I miss my time with you…

I miss the time with you

Years ago, Larnelle Harris wrote and sang a song entitled, I Miss My Time with You. Recently, I have found myself slacking more and more in my time with the Lord. Granted, I had enough excuses. My life has become full and almost too busy. With four kids between the ages of 12 and 20 running hither and yon, my life is often a blur. They really do expect me to know their daily work/school/social schedules and not skip a beat. That is in addition to the normal “mom” things like cooking, cleaning, laundry, and errands. We have a reasonably sized home, no complaints. But try to find a place to spend time with God alone for awhile, and suddenly, there is no room. No place to go for some solitude, peace, and quiet.

As my children have grown older, I have been pushed out of my comfort zone and am now forced to be creative in finding time with God. However, the Lord has reminded me (more than once) that this struggle does not excuse me from spending time with Him. In fact, I need Him more every day. I have learned to be more creative – and have finally found a “spot” where I can turn out the lights, close the door, turn on my worship music and linger in His presence. I still get interrupted from time to time. Kids will pop in, “Hey Mom… oops… you praying?” “Yes, I’m praying. Close the door on your way out. Thanks.” I am learning to be extremely flexible because it really is not all about me and my comfort. I want my kids to see me pray, to know that this mom is crying their names out to the Lord on a regular basis.

In church Sunday evening, a woman stood to testify. She has recently divorced her husband, moved out with her two kids and is trying to go to college and work to support her family. She had almost quit coming to church altogether because her life was so full. In fact, I heard the comment from various saints more than once, “You know that family has almost quit coming altogether.” We were concerned and I personally spent some extra time praying for her and her family because I know what a hard time she is having. People had contacted her, but she was so busy and downtrodden with life that it didn’t matter. She stood to testify and told us how she had been missing her children due to her crazy life right now. She said that she prayed and asked the Lord to just work it out so that she could spend some more time with her kids. Very quickly and kindly, the Lord spoke to her, “That is how I feel about you.” Tears welled up in her eyes as she told us that the Lord was prompting her to get back to where she needed to be. She went on to thank the Lord for caring enough about her to talk to her and keep her on the straight and narrow.

Stored items from a collection:

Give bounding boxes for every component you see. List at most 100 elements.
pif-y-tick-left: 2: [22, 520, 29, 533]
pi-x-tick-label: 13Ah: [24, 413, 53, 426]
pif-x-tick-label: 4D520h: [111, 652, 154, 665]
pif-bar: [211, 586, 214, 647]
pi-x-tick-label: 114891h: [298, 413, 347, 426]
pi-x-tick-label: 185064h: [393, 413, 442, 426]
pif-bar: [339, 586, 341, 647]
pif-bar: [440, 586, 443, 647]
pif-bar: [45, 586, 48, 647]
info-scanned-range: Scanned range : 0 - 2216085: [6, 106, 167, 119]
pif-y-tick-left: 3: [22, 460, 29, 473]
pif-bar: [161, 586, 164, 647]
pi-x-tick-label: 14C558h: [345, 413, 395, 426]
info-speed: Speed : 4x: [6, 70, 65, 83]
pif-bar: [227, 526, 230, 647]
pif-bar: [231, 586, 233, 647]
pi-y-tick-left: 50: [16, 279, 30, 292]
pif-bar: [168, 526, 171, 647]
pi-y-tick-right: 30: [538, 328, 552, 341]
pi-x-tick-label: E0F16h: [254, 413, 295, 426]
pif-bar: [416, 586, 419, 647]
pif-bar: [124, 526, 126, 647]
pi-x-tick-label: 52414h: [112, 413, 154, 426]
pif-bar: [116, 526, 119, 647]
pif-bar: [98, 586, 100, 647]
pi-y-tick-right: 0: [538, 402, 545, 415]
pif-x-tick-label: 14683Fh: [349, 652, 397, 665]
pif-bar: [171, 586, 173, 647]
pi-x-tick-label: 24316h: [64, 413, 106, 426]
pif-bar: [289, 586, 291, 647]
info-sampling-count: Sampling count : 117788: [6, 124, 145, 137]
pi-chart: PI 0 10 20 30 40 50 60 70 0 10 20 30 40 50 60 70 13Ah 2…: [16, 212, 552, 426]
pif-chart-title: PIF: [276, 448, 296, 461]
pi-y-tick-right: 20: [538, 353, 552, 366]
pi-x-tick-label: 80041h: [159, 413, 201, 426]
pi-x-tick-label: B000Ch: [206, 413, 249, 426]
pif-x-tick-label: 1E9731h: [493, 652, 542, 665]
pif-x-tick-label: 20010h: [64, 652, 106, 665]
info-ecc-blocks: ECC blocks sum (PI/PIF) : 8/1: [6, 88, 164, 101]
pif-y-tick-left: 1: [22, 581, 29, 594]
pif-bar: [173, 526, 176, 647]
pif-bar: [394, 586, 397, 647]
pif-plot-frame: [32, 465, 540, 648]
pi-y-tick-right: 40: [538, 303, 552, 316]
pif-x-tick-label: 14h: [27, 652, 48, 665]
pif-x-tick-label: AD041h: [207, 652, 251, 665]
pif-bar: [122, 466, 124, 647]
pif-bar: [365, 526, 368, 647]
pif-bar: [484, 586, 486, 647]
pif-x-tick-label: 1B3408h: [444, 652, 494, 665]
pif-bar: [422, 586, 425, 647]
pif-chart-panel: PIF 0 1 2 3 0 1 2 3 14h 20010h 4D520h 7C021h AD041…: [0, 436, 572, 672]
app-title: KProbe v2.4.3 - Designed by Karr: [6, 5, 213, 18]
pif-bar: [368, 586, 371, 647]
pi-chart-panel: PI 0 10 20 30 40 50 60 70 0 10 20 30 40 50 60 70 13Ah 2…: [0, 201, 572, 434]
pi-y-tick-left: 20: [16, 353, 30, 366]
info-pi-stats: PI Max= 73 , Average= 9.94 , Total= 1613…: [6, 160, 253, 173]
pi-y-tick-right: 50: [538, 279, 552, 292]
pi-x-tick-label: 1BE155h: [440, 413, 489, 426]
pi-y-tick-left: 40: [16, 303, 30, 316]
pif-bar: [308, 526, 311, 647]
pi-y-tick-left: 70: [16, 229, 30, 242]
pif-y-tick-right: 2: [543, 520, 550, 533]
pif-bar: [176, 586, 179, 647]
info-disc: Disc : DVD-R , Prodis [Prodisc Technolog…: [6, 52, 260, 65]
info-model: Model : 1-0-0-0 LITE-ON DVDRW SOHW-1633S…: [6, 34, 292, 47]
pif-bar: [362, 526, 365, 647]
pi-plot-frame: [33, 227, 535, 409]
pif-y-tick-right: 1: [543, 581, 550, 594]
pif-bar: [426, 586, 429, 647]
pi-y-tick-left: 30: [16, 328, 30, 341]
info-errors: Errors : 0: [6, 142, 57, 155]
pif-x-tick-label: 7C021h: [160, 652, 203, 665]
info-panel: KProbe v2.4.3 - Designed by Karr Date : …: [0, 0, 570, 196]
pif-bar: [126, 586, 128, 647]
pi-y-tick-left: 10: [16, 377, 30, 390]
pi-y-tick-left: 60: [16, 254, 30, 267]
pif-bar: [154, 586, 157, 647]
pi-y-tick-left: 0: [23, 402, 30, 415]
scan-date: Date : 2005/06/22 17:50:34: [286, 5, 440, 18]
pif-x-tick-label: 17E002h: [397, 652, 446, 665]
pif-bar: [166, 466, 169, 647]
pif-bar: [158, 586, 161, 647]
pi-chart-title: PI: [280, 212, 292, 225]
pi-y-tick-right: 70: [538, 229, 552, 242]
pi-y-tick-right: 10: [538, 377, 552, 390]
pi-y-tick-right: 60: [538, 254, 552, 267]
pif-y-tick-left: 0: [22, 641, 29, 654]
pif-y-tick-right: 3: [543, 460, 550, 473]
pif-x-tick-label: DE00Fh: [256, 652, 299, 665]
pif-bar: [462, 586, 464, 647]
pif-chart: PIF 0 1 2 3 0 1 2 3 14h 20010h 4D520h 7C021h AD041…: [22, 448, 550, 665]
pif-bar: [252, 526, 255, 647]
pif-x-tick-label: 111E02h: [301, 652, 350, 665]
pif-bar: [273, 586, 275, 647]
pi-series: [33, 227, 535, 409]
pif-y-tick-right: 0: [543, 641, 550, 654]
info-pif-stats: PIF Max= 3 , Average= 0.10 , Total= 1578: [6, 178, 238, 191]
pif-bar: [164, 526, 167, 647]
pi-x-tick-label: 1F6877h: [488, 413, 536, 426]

● Prompt
Please write out the part of the piece about missing time with God that opens with the words containing "I miss the time" and closes with "peace, and quiet.", swapping "errands" for "chores".

● Answer to this exercise
I miss the time with you

Years ago, Larnelle Harris wrote and sang a song entitled, I Miss My Time with You. Recently, I have found myself slacking more and more in my time with the Lord. Granted, I had enough excuses. My life has become full and almost too busy. With four kids between the ages of 12 and 20 running hither and yon, my life is often a blur. They really do expect me to know their daily work/school/social schedules and not skip a beat. That is in addition to the normal “mom” things like cooking, cleaning, laundry, and chores. We have a reasonably sized home, no complaints. But try to find a place to spend time with God alone for awhile, and suddenly, there is no room. No place to go for some solitude, peace, and quiet.